### What you are asked to do
Leave out any picture and return the remaining listing below exactly as given.

|---|

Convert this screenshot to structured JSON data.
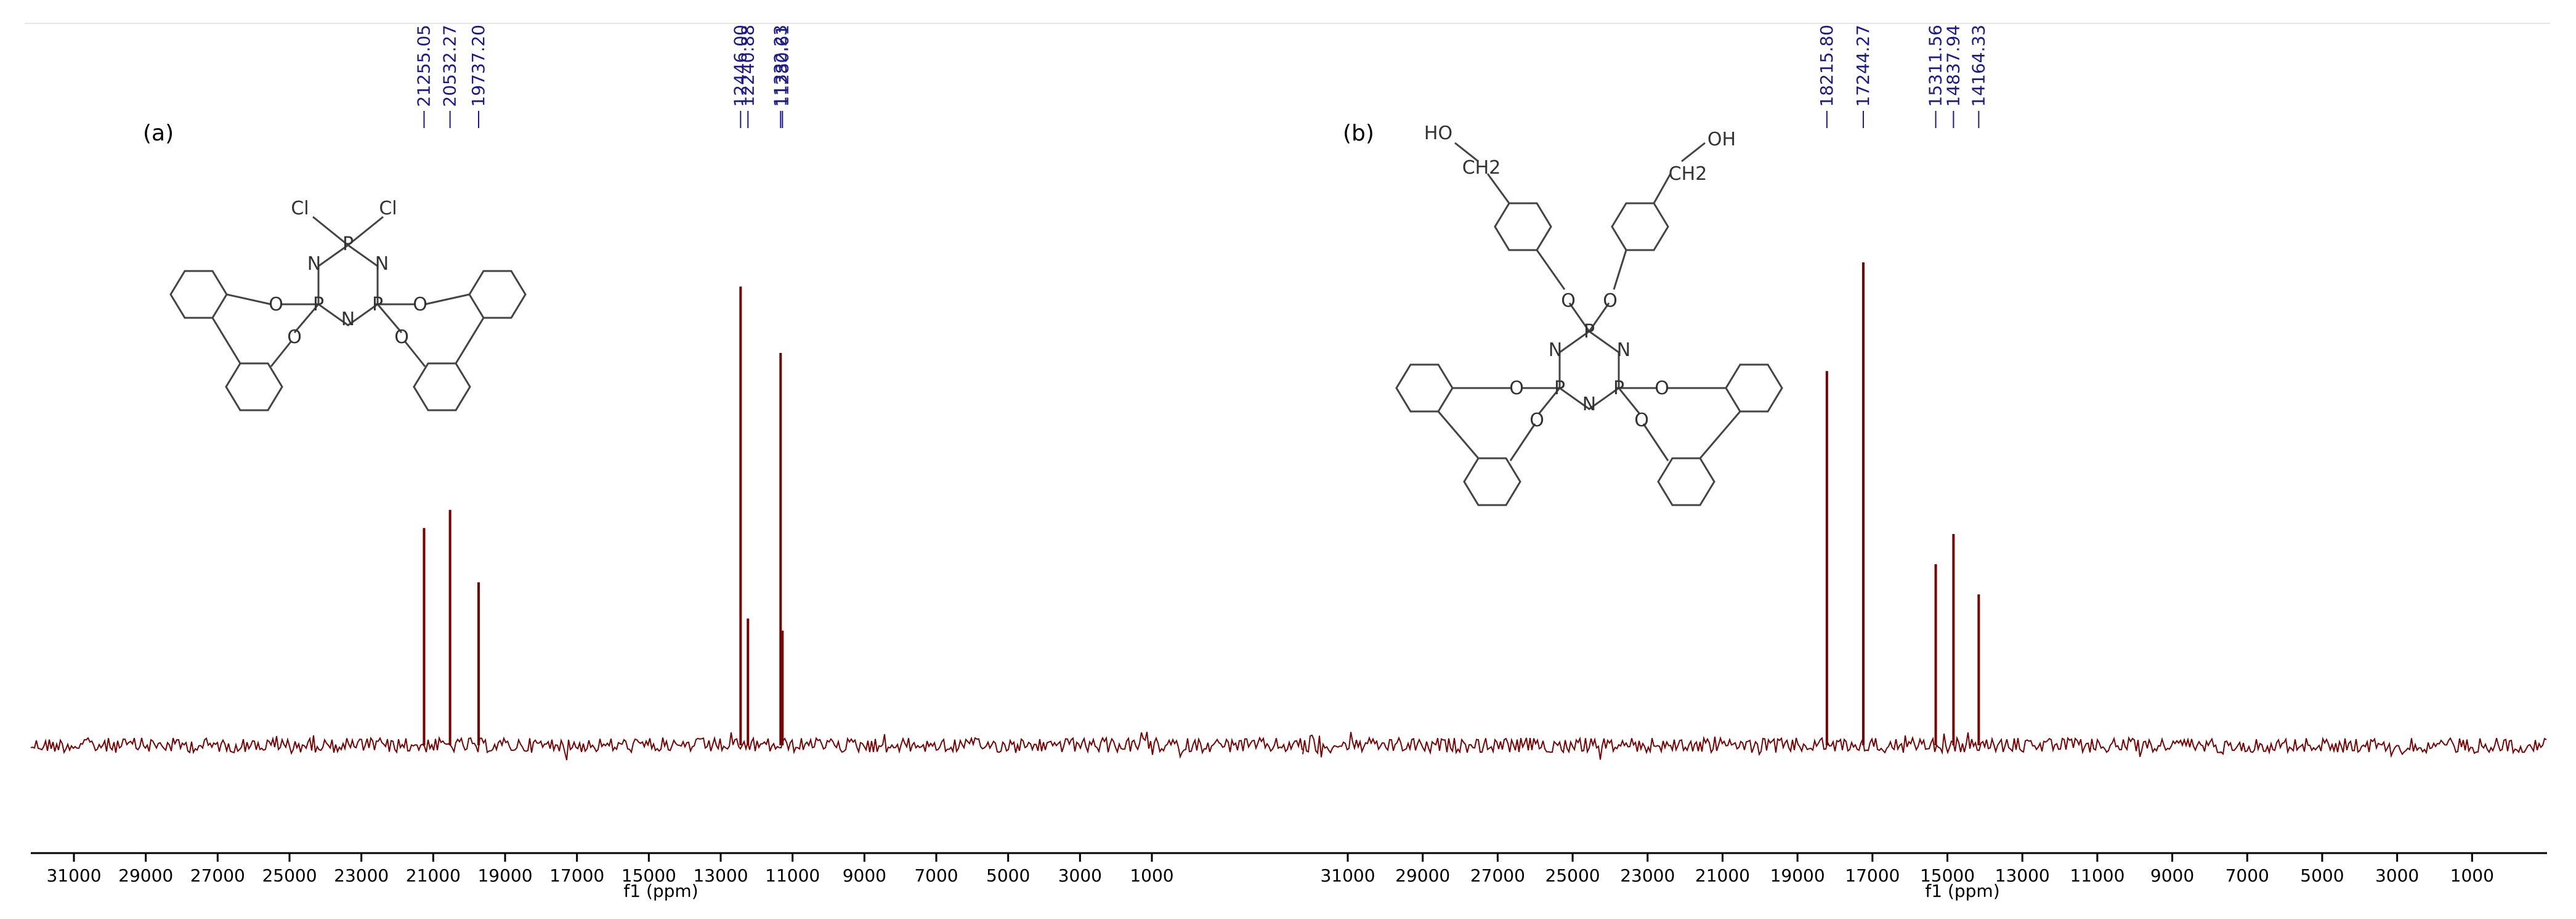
{
  "colors": {
    "spectrum": "#7a0000",
    "peak_label": "#1a1a8c",
    "axis": "#000000",
    "structure": "#444444"
  },
  "chart_data": [
    {
      "type": "line",
      "panel_label": "(a)",
      "xlabel": "f1 (ppm)",
      "xlim": [
        32200,
        -3200
      ],
      "x_reversed": true,
      "xticks": [
        31000,
        29000,
        27000,
        25000,
        23000,
        21000,
        19000,
        17000,
        15000,
        13000,
        11000,
        9000,
        7000,
        5000,
        3000,
        1000
      ],
      "peak_labels": [
        "21255.05",
        "20532.27",
        "19737.20",
        "12446.00",
        "12240.88",
        "11332.23",
        "11280.61"
      ],
      "series": [
        {
          "x": [
            21255.05,
            20532.27,
            19737.2,
            12446.0,
            12240.88,
            11332.23,
            11280.61
          ],
          "values": [
            0.36,
            0.39,
            0.27,
            0.76,
            0.21,
            0.65,
            0.19
          ]
        }
      ],
      "structure_atoms": [
        "Cl",
        "Cl",
        "P",
        "N",
        "N",
        "P",
        "P",
        "N",
        "O",
        "O",
        "O",
        "O"
      ]
    },
    {
      "type": "line",
      "panel_label": "(b)",
      "xlabel": "f1 (ppm)",
      "xlim": [
        32200,
        -1000
      ],
      "x_reversed": true,
      "xticks": [
        31000,
        29000,
        27000,
        25000,
        23000,
        21000,
        19000,
        17000,
        15000,
        13000,
        11000,
        9000,
        7000,
        5000,
        3000,
        1000
      ],
      "peak_labels": [
        "18215.80",
        "17244.27",
        "15311.56",
        "14837.94",
        "14164.33"
      ],
      "series": [
        {
          "x": [
            18215.8,
            17244.27,
            15311.56,
            14837.94,
            14164.33
          ],
          "values": [
            0.62,
            0.8,
            0.3,
            0.35,
            0.25
          ]
        }
      ],
      "structure_atoms": [
        "HO",
        "CH2",
        "OH",
        "CH2",
        "O",
        "O",
        "P",
        "N",
        "N",
        "P",
        "P",
        "N",
        "O",
        "O",
        "O",
        "O"
      ]
    }
  ]
}
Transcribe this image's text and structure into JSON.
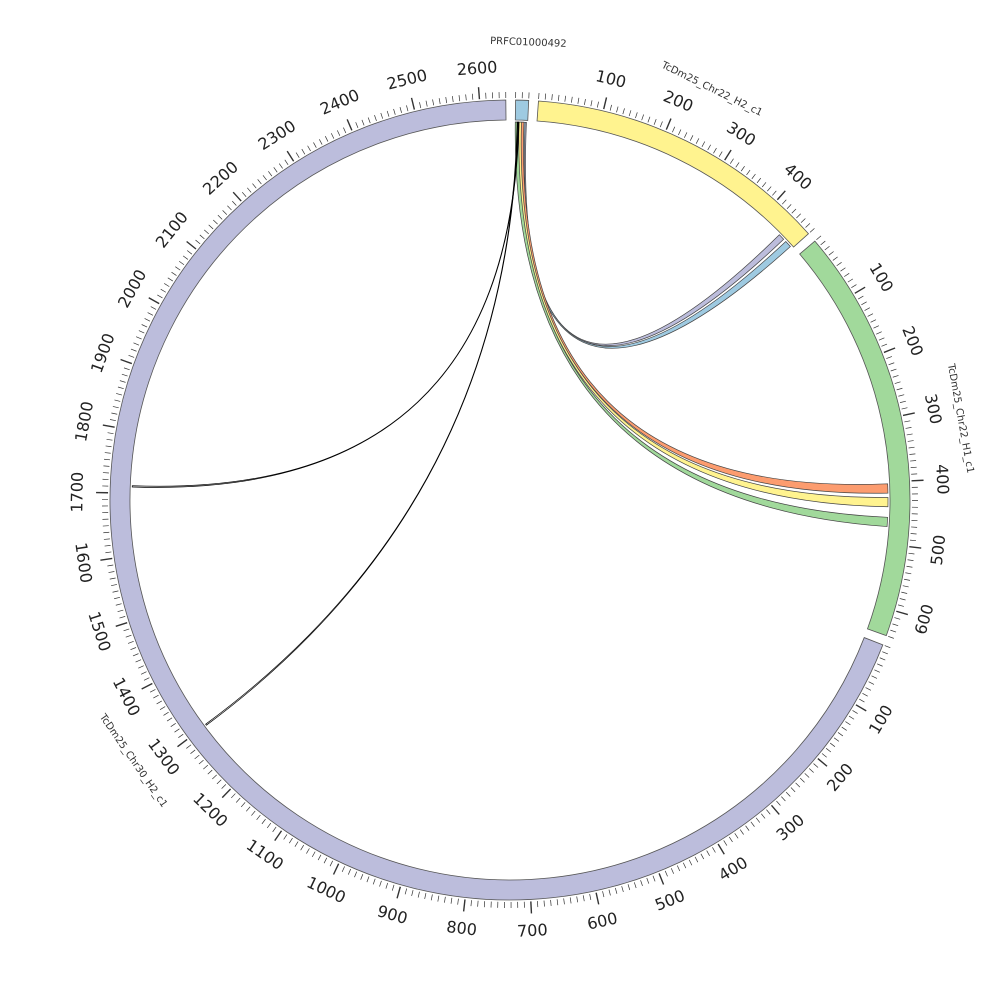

|---|

### Problem solution
Convert this screenshot to structured JSON data.
{
  "colors": {
    "spectrum": "#7a0000",
    "peak_label": "#1a1a8c",
    "axis": "#000000",
    "structure": "#444444"
  },
  "chart_data": [
    {
      "type": "line",
      "panel_label": "(a)",
      "xlabel": "f1 (ppm)",
      "xlim": [
        32200,
        -3200
      ],
      "x_reversed": true,
      "xticks": [
        31000,
        29000,
        27000,
        25000,
        23000,
        21000,
        19000,
        17000,
        15000,
        13000,
        11000,
        9000,
        7000,
        5000,
        3000,
        1000
      ],
      "peak_labels": [
        "21255.05",
        "20532.27",
        "19737.20",
        "12446.00",
        "12240.88",
        "11332.23",
        "11280.61"
      ],
      "series": [
        {
          "x": [
            21255.05,
            20532.27,
            19737.2,
            12446.0,
            12240.88,
            11332.23,
            11280.61
          ],
          "values": [
            0.36,
            0.39,
            0.27,
            0.76,
            0.21,
            0.65,
            0.19
          ]
        }
      ],
      "structure_atoms": [
        "Cl",
        "Cl",
        "P",
        "N",
        "N",
        "P",
        "P",
        "N",
        "O",
        "O",
        "O",
        "O"
      ]
    },
    {
      "type": "line",
      "panel_label": "(b)",
      "xlabel": "f1 (ppm)",
      "xlim": [
        32200,
        -1000
      ],
      "x_reversed": true,
      "xticks": [
        31000,
        29000,
        27000,
        25000,
        23000,
        21000,
        19000,
        17000,
        15000,
        13000,
        11000,
        9000,
        7000,
        5000,
        3000,
        1000
      ],
      "peak_labels": [
        "18215.80",
        "17244.27",
        "15311.56",
        "14837.94",
        "14164.33"
      ],
      "series": [
        {
          "x": [
            18215.8,
            17244.27,
            15311.56,
            14837.94,
            14164.33
          ],
          "values": [
            0.62,
            0.8,
            0.3,
            0.35,
            0.25
          ]
        }
      ],
      "structure_atoms": [
        "HO",
        "CH2",
        "OH",
        "CH2",
        "O",
        "O",
        "P",
        "N",
        "N",
        "P",
        "P",
        "N",
        "O",
        "O",
        "O",
        "O"
      ]
    }
  ]
}
Transcribe this image's text and structure into JSON.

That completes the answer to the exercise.